What is asked: Output every line of the material exactly, omitting images.

[Collected data entries]
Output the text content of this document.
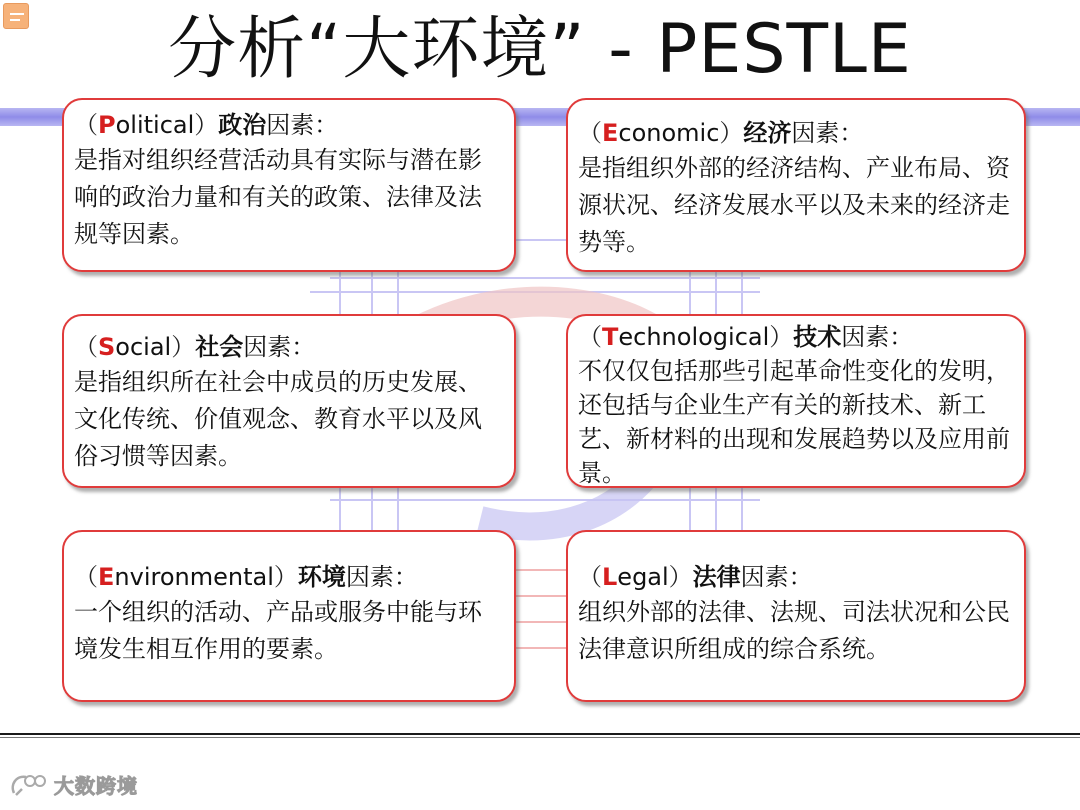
分析“大环境” - PESTLE
（Political）政治因素：

是指对组织经营活动具有实际与潜在影响的政治力量和有关的政策、法律及法规等因素。

（Economic）经济因素：

是指组织外部的经济结构、产业布局、资源状况、经济发展水平以及未来的经济走势等。

（Social）社会因素：

是指组织所在社会中成员的历史发展、文化传统、价值观念、教育水平以及风俗习惯等因素。

（Technological）技术因素：

不仅仅包括那些引起革命性变化的发明，还包括与企业生产有关的新技术、新工艺、新材料的出现和发展趋势以及应用前景。

（Environmental）环境因素：

一个组织的活动、产品或服务中能与环境发生相互作用的要素。

（Legal）法律因素：

组织外部的法律、法规、司法状况和公民法律意识所组成的综合系统。

大数跨境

Task solution:
Output the text content of this document.
分析“大环境” - PESTLE
（Political）政治因素：

是指对组织经营活动具有实际与潜在影响的政治力量和有关的政策、法律及法规等因素。

（Economic）经济因素：

是指组织外部的经济结构、产业布局、资源状况、经济发展水平以及未来的经济走势等。

（Social）社会因素：

是指组织所在社会中成员的历史发展、文化传统、价值观念、教育水平以及风俗习惯等因素。

（Technological）技术因素：

不仅仅包括那些引起革命性变化的发明，还包括与企业生产有关的新技术、新工艺、新材料的出现和发展趋势以及应用前景。

（Environmental）环境因素：

一个组织的活动、产品或服务中能与环境发生相互作用的要素。

（Legal）法律因素：

组织外部的法律、法规、司法状况和公民法律意识所组成的综合系统。

大数跨境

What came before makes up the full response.